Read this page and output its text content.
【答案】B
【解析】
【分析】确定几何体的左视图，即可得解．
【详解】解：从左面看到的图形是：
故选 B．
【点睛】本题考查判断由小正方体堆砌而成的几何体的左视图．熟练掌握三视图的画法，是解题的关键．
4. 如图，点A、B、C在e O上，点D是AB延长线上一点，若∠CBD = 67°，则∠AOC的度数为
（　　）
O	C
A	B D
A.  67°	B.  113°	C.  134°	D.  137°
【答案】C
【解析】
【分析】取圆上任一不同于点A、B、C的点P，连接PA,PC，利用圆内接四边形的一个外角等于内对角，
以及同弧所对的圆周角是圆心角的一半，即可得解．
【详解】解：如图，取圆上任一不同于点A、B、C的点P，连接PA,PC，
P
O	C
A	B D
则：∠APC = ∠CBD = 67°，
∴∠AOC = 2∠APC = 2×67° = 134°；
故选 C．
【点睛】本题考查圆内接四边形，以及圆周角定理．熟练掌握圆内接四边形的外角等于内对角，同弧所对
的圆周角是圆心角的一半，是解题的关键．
--
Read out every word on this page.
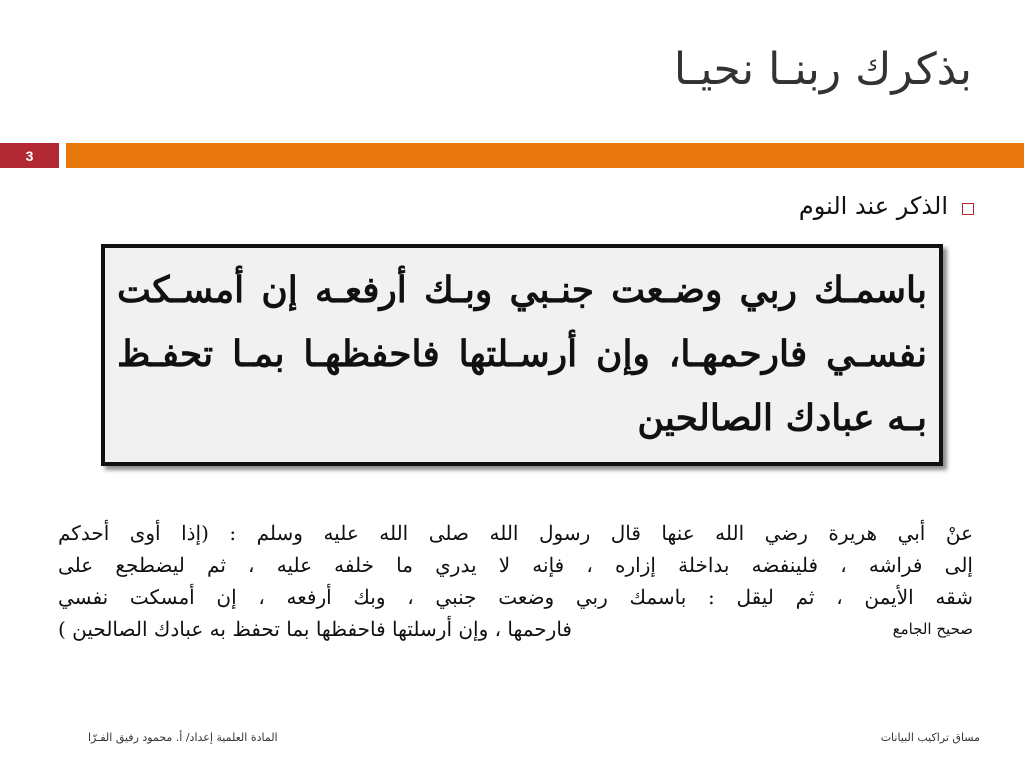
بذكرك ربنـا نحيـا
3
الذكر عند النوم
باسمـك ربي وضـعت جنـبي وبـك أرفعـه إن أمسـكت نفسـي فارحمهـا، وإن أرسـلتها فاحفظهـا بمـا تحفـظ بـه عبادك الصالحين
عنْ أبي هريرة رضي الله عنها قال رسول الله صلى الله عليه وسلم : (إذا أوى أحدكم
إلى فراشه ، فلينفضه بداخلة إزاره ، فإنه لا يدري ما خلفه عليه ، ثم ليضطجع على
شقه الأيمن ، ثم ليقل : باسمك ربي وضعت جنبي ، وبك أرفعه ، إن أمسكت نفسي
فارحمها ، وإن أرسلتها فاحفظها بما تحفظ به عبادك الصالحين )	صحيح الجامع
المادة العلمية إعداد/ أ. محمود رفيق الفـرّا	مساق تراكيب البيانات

- [Given instruction]:
Say how many lines in the entries contain the string "عليه", and say nothing else.

- [Solved problem]:
2